== WHAT YOU NEED TO DO ==
Write out the records below once more, exactly as they stand.

_ _ _ _

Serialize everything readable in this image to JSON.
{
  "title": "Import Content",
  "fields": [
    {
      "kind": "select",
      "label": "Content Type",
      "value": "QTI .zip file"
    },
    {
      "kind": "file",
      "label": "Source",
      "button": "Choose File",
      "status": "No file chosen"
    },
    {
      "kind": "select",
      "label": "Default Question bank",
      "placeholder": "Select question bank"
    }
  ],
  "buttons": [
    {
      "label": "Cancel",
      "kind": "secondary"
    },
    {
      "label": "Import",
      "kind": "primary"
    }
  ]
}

_ _ _ _

== SOLUTION FOR THIS EXERCISE ==
Serialize everything readable in this image to JSON.
{
  "title": "Import Content",
  "fields": [
    {
      "kind": "select",
      "label": "Content Type",
      "value": "QTI .zip file"
    },
    {
      "kind": "file",
      "label": "Source",
      "button": "Choose File",
      "status": "No file chosen"
    },
    {
      "kind": "select",
      "label": "Default Question bank",
      "placeholder": "Select question bank"
    }
  ],
  "buttons": [
    {
      "label": "Cancel",
      "kind": "secondary"
    },
    {
      "label": "Import",
      "kind": "primary"
    }
  ]
}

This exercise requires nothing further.